Task brief:
Copy every line with the string "speed" in it.

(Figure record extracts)
* Begin *
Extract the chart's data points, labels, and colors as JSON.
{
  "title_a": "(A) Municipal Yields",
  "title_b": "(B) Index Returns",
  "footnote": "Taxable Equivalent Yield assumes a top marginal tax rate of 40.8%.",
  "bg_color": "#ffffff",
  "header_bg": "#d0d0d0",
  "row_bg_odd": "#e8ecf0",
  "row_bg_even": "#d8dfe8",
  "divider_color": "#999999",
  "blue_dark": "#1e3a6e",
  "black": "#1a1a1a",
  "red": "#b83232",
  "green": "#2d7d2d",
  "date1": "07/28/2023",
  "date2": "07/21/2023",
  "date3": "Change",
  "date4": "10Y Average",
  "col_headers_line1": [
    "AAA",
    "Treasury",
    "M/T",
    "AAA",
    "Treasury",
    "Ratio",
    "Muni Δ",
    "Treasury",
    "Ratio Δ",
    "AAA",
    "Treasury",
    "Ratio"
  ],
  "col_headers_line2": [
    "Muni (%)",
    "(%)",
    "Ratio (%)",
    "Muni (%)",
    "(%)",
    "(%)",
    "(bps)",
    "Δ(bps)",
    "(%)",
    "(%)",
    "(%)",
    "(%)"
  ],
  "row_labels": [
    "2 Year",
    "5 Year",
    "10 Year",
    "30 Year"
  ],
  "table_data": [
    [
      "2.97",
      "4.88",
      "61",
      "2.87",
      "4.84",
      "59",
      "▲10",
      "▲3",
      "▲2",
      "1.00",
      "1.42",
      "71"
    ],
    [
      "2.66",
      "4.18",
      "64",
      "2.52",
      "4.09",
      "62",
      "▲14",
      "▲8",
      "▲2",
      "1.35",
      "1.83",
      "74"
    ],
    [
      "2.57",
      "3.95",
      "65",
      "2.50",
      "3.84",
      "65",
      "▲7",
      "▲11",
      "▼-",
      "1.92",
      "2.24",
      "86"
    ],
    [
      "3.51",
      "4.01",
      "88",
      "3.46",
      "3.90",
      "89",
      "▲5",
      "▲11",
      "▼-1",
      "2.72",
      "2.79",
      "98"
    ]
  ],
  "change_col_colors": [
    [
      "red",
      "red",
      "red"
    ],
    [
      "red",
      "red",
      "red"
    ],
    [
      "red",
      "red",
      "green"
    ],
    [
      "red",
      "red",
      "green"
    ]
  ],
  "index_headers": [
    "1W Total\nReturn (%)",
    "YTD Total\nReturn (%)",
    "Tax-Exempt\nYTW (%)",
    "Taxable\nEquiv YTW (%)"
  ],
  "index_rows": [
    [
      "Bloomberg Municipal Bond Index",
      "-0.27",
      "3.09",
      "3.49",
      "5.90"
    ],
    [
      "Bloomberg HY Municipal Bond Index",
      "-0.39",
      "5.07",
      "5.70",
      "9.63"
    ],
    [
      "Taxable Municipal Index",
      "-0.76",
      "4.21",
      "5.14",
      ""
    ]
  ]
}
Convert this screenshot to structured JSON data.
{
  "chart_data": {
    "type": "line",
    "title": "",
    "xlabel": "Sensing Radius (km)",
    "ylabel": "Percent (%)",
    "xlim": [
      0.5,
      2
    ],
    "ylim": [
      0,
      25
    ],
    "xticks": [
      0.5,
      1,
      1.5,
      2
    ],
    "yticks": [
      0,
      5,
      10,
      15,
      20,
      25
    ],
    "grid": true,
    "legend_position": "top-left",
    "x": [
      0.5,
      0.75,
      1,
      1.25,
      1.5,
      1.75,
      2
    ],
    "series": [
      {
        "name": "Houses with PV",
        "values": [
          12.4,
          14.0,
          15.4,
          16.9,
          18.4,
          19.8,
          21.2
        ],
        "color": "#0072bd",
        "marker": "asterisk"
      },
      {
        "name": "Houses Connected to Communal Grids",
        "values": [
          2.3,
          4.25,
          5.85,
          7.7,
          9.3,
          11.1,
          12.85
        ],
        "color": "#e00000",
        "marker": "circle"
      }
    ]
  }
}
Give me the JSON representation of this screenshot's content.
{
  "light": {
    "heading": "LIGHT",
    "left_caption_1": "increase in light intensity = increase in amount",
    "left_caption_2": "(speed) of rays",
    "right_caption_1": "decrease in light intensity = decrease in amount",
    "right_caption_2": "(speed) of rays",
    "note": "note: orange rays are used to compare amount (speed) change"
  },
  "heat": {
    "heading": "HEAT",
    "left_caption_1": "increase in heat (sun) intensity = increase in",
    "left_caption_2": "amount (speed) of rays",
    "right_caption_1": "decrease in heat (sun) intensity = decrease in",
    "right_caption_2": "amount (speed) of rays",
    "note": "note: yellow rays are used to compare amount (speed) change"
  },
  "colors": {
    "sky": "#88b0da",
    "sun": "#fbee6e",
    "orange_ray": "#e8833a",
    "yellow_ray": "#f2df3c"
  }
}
* End *
The result:
    "left_caption_2": "(speed) of rays",
    "right_caption_2": "(speed) of rays",
    "note": "note: orange rays are used to compare amount (speed) change"
    "left_caption_2": "amount (speed) of rays",
    "right_caption_2": "amount (speed) of rays",
    "note": "note: yellow rays are used to compare amount (speed) change"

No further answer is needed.